Task objective ::
Look through the material below. Copy each line that contains the string "enter".

Data records ::
------------------------

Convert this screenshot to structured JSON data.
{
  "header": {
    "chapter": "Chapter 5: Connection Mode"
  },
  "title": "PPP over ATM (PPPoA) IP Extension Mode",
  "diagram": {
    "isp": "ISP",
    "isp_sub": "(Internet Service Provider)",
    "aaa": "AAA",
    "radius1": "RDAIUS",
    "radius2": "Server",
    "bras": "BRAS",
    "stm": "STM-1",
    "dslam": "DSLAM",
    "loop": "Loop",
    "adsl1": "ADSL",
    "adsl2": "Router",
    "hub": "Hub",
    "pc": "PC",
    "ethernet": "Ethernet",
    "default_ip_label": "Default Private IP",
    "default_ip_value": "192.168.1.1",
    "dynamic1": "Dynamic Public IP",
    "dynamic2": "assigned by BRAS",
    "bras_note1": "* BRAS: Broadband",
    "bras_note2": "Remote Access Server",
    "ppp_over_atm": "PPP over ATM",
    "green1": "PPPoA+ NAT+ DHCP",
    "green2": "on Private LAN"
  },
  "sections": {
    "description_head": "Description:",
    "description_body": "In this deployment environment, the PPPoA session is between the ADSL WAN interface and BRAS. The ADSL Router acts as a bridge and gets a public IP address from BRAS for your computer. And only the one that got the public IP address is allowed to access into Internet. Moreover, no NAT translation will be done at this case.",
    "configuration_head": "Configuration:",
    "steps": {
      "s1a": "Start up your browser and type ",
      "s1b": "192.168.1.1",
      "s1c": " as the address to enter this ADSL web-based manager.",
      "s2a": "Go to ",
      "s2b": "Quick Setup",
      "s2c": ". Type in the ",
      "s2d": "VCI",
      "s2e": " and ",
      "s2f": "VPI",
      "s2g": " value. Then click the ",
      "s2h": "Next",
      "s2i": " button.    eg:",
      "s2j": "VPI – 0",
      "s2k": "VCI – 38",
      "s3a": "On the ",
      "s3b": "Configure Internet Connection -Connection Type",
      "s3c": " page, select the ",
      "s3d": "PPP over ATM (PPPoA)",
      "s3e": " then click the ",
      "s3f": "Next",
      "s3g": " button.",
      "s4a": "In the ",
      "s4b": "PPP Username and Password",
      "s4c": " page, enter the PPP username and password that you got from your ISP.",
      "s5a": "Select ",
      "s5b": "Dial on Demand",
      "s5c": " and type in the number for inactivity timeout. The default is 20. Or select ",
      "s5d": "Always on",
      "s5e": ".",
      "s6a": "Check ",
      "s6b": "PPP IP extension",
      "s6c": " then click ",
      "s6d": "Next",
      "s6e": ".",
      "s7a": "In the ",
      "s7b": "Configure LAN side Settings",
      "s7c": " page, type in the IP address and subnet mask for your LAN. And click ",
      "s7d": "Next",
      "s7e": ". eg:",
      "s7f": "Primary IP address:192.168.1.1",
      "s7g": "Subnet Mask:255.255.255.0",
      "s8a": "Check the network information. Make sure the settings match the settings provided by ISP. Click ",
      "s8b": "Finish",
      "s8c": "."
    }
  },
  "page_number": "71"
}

------------------------

Task response ::
      "s1c": " as the address to enter this ADSL web-based manager.",
      "s4c": " page, enter the PPP username and password that you got from your ISP.",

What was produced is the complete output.